Supplied passage:
* * * * * * *

Figure 3.

IDH1 homodimer activities in vitro show pH insensitive D-2HG production. See Methods for assembly protocols for in vitro activity assays. (A) Activity of IDH1-WT (micromoles per minute per milligram of protein) for forward oxidative (ICT → AKG) reaction at two buffer pH values (7.0 and 7.5). (B) Activity of IDH1-R132H (micromoles per minute per milligram of protein) for the forward oxidative (ICT → AKG) reaction at two buffer pH values: 7.0 and 7.5. (C) Activity of IDH1-R132H (micromoles per minute per milligram of protein) for the reverse reductive (AKG → D-2HG) reaction at two buffer pH values (7.0 and 7.5). Data in panel A–C are from seven replicates across two protein preparations and shown as scatter plots (mean ± standard error of the mean), with curve fits shown. Significance was determined using Graph Pad Prism Michaelis–Menten curve fitting (see Methods for details) (**p < 0.01) for V_max. (D) Table of Michaelis–Menten kinetic constants k_cat and K_m quantified from the data in panels A–C. Significance was determined using Graph Pad Prism Michaelis–Menten curve fitting (see Methods for details) (*p < 0.05, compared to pH 7.5).

* * * * * * *

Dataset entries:
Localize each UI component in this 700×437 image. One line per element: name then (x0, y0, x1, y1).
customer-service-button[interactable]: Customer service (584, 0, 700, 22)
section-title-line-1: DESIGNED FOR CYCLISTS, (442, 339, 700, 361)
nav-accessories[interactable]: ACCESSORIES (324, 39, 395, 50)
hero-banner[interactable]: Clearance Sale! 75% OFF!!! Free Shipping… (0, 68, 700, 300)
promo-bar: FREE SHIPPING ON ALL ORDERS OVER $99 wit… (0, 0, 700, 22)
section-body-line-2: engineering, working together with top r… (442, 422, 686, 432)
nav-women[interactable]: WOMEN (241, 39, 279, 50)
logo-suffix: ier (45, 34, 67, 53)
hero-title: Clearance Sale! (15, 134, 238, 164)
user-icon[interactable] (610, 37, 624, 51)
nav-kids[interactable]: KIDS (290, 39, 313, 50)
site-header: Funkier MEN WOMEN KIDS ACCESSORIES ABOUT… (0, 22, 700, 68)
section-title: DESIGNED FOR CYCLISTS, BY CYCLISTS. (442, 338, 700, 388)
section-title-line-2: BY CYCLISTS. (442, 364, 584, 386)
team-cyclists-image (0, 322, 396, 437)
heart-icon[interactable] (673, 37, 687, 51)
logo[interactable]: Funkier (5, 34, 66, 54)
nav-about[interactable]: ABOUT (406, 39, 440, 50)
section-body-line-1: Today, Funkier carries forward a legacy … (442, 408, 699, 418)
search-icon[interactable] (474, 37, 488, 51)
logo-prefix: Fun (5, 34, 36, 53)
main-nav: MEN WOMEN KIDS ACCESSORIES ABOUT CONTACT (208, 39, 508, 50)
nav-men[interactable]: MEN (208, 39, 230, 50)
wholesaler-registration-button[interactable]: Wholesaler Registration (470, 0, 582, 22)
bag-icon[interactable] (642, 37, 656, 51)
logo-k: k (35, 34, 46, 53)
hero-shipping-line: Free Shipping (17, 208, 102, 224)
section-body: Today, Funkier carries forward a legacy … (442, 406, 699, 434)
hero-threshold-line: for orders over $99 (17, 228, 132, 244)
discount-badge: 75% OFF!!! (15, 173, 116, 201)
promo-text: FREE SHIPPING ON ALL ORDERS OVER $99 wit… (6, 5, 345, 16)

* * * * * * *

Task directions:
Using the figure caption, list every lettered panel and what it shows.

Task output:
(A) Activity of IDH1-WT for the forward oxidative (ICT → AKG) reaction at buffer pH 7.0 and 7.5.
(B) Activity of IDH1-R132H for the forward oxidative (ICT → AKG) reaction at buffer pH 7.0 and 7.5.
(C) Activity of IDH1-R132H for the reverse reductive (AKG → D-2HG) reaction at buffer pH 7.0 and 7.5.
(D) A table of the Michaelis–Menten kinetic constants k_cat and K_m, quantified from the data in panels A–C.